- _SET TASK_:
Copy every entry word for word. Skip the pictures.

- _GIVEN INFORMATION_:
========
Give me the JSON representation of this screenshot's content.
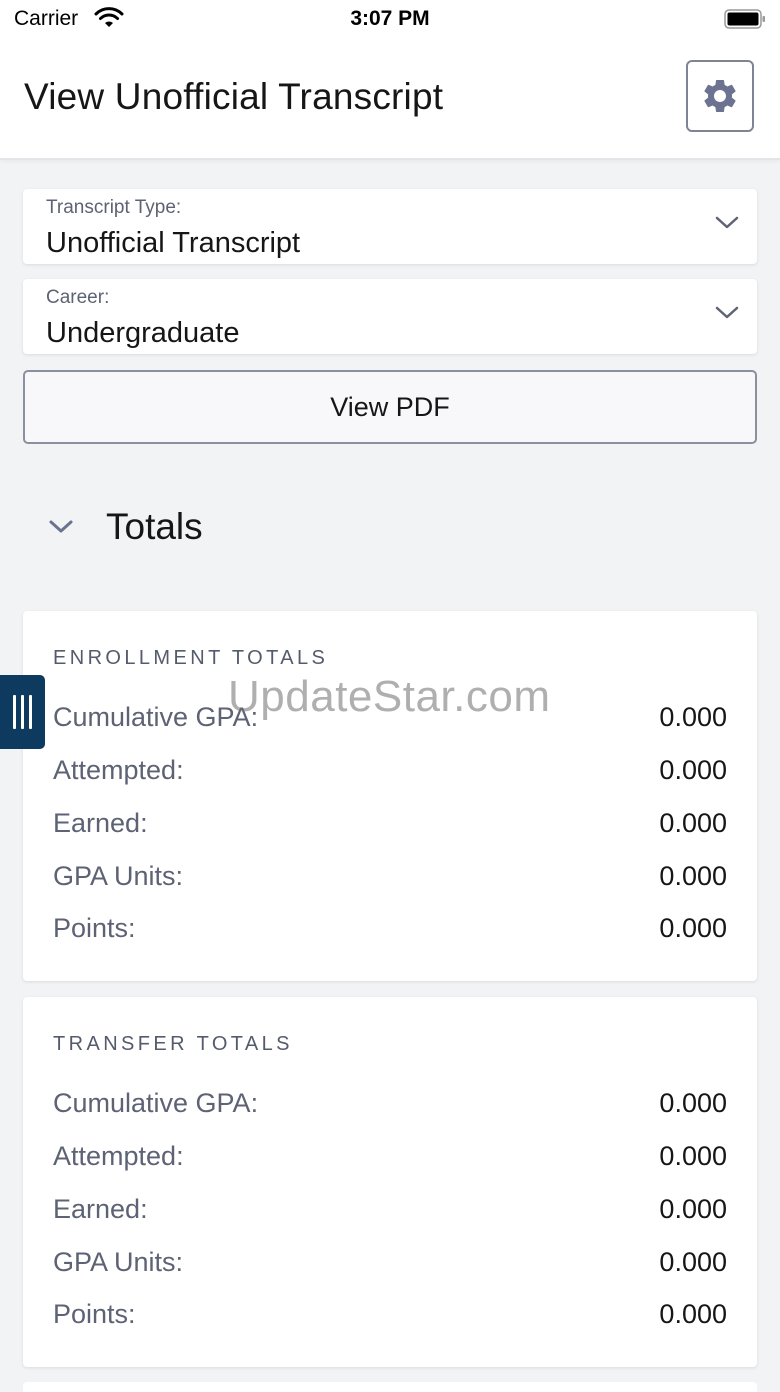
{
  "status_bar": {
    "carrier": "Carrier",
    "time": "3:07 PM"
  },
  "header": {
    "title": "View Unofficial Transcript",
    "settings_icon": "gear-icon"
  },
  "filters": {
    "transcript_type": {
      "label": "Transcript Type:",
      "value": "Unofficial Transcript"
    },
    "career": {
      "label": "Career:",
      "value": "Undergraduate"
    }
  },
  "view_pdf_label": "View PDF",
  "totals": {
    "title": "Totals",
    "enrollment": {
      "heading": "ENROLLMENT TOTALS",
      "rows": [
        {
          "label": "Cumulative GPA:",
          "value": "0.000"
        },
        {
          "label": "Attempted:",
          "value": "0.000"
        },
        {
          "label": "Earned:",
          "value": "0.000"
        },
        {
          "label": "GPA Units:",
          "value": "0.000"
        },
        {
          "label": "Points:",
          "value": "0.000"
        }
      ]
    },
    "transfer": {
      "heading": "TRANSFER TOTALS",
      "rows": [
        {
          "label": "Cumulative GPA:",
          "value": "0.000"
        },
        {
          "label": "Attempted:",
          "value": "0.000"
        },
        {
          "label": "Earned:",
          "value": "0.000"
        },
        {
          "label": "GPA Units:",
          "value": "0.000"
        },
        {
          "label": "Points:",
          "value": "0.000"
        }
      ]
    }
  },
  "watermark": "UpdateStar.com",
  "colors": {
    "accent": "#6b7391",
    "side_tab": "#0e3a5f",
    "background": "#f2f3f5"
  }
}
========
- _PROBLEM SOLUTION_:
Give me the JSON representation of this screenshot's content.
{
  "status_bar": {
    "carrier": "Carrier",
    "time": "3:07 PM"
  },
  "header": {
    "title": "View Unofficial Transcript",
    "settings_icon": "gear-icon"
  },
  "filters": {
    "transcript_type": {
      "label": "Transcript Type:",
      "value": "Unofficial Transcript"
    },
    "career": {
      "label": "Career:",
      "value": "Undergraduate"
    }
  },
  "view_pdf_label": "View PDF",
  "totals": {
    "title": "Totals",
    "enrollment": {
      "heading": "ENROLLMENT TOTALS",
      "rows": [
        {
          "label": "Cumulative GPA:",
          "value": "0.000"
        },
        {
          "label": "Attempted:",
          "value": "0.000"
        },
        {
          "label": "Earned:",
          "value": "0.000"
        },
        {
          "label": "GPA Units:",
          "value": "0.000"
        },
        {
          "label": "Points:",
          "value": "0.000"
        }
      ]
    },
    "transfer": {
      "heading": "TRANSFER TOTALS",
      "rows": [
        {
          "label": "Cumulative GPA:",
          "value": "0.000"
        },
        {
          "label": "Attempted:",
          "value": "0.000"
        },
        {
          "label": "Earned:",
          "value": "0.000"
        },
        {
          "label": "GPA Units:",
          "value": "0.000"
        },
        {
          "label": "Points:",
          "value": "0.000"
        }
      ]
    }
  },
  "watermark": "UpdateStar.com",
  "colors": {
    "accent": "#6b7391",
    "side_tab": "#0e3a5f",
    "background": "#f2f3f5"
  }
}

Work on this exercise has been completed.